** BEGIN MATERIAL FOR THIS EXERCISE **
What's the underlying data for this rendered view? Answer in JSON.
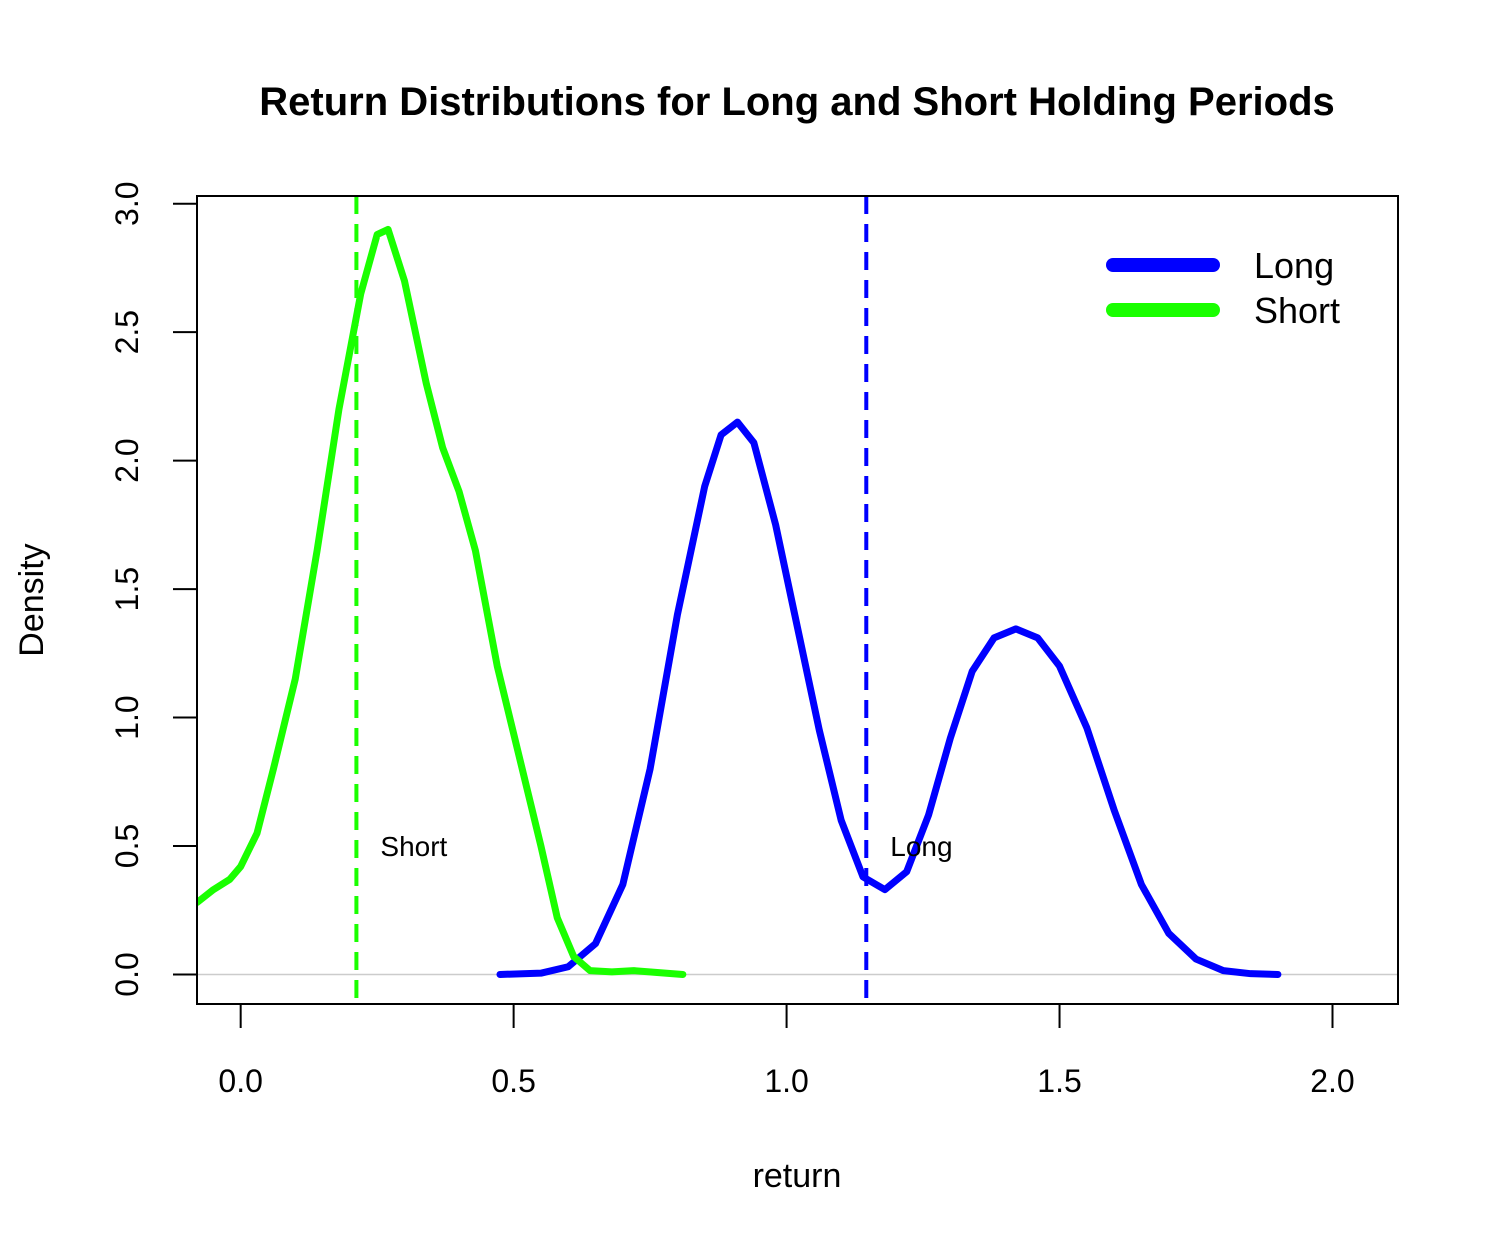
{
  "chart_data": {
    "type": "line",
    "title": "Return Distributions for Long and Short Holding Periods",
    "xlabel": "return",
    "ylabel": "Density",
    "xlim": [
      -0.08,
      2.12
    ],
    "ylim": [
      -0.115,
      3.03
    ],
    "x_ticks": [
      0.0,
      0.5,
      1.0,
      1.5,
      2.0
    ],
    "x_tick_labels": [
      "0.0",
      "0.5",
      "1.0",
      "1.5",
      "2.0"
    ],
    "y_ticks": [
      0.0,
      0.5,
      1.0,
      1.5,
      2.0,
      2.5,
      3.0
    ],
    "y_tick_labels": [
      "0.0",
      "0.5",
      "1.0",
      "1.5",
      "2.0",
      "2.5",
      "3.0"
    ],
    "grid": false,
    "legend": {
      "position": "top-right",
      "entries": [
        {
          "label": "Long",
          "color": "#0000FF"
        },
        {
          "label": "Short",
          "color": "#1AFF00"
        }
      ]
    },
    "series": [
      {
        "name": "Long",
        "color": "#0000FF",
        "points": [
          [
            0.475,
            0.0
          ],
          [
            0.55,
            0.005
          ],
          [
            0.6,
            0.03
          ],
          [
            0.65,
            0.12
          ],
          [
            0.7,
            0.35
          ],
          [
            0.75,
            0.8
          ],
          [
            0.8,
            1.4
          ],
          [
            0.85,
            1.9
          ],
          [
            0.88,
            2.1
          ],
          [
            0.91,
            2.15
          ],
          [
            0.94,
            2.07
          ],
          [
            0.98,
            1.75
          ],
          [
            1.02,
            1.35
          ],
          [
            1.06,
            0.95
          ],
          [
            1.1,
            0.6
          ],
          [
            1.14,
            0.38
          ],
          [
            1.18,
            0.33
          ],
          [
            1.22,
            0.4
          ],
          [
            1.26,
            0.62
          ],
          [
            1.3,
            0.92
          ],
          [
            1.34,
            1.18
          ],
          [
            1.38,
            1.31
          ],
          [
            1.42,
            1.345
          ],
          [
            1.46,
            1.31
          ],
          [
            1.5,
            1.2
          ],
          [
            1.55,
            0.96
          ],
          [
            1.6,
            0.64
          ],
          [
            1.65,
            0.35
          ],
          [
            1.7,
            0.16
          ],
          [
            1.75,
            0.06
          ],
          [
            1.8,
            0.015
          ],
          [
            1.85,
            0.003
          ],
          [
            1.9,
            0.0
          ]
        ]
      },
      {
        "name": "Short",
        "color": "#1AFF00",
        "points": [
          [
            -0.08,
            0.28
          ],
          [
            -0.05,
            0.33
          ],
          [
            -0.02,
            0.37
          ],
          [
            0.0,
            0.42
          ],
          [
            0.03,
            0.55
          ],
          [
            0.06,
            0.8
          ],
          [
            0.1,
            1.15
          ],
          [
            0.14,
            1.65
          ],
          [
            0.18,
            2.2
          ],
          [
            0.22,
            2.65
          ],
          [
            0.25,
            2.88
          ],
          [
            0.27,
            2.9
          ],
          [
            0.3,
            2.7
          ],
          [
            0.34,
            2.3
          ],
          [
            0.37,
            2.05
          ],
          [
            0.4,
            1.88
          ],
          [
            0.43,
            1.65
          ],
          [
            0.47,
            1.2
          ],
          [
            0.51,
            0.85
          ],
          [
            0.55,
            0.5
          ],
          [
            0.58,
            0.22
          ],
          [
            0.61,
            0.07
          ],
          [
            0.64,
            0.015
          ],
          [
            0.68,
            0.01
          ],
          [
            0.72,
            0.015
          ],
          [
            0.76,
            0.008
          ],
          [
            0.81,
            0.0
          ]
        ]
      }
    ],
    "reference_lines": [
      {
        "name": "Long",
        "x": 1.146,
        "color": "#0000FF",
        "style": "dashed",
        "label": "Long",
        "label_y": 0.5
      },
      {
        "name": "Short",
        "x": 0.212,
        "color": "#1AFF00",
        "style": "dashed",
        "label": "Short",
        "label_y": 0.5
      }
    ]
  }
}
** END MATERIAL FOR THIS EXERCISE **
WORK REQUIRED:
Find each line with the string "Long" and copy it out.

SOLUTION TO THE EXERCISE:
    "title": "Return Distributions for Long and Short Holding Periods",
          "label": "Long",
        "name": "Long",
        "name": "Long",
        "label": "Long",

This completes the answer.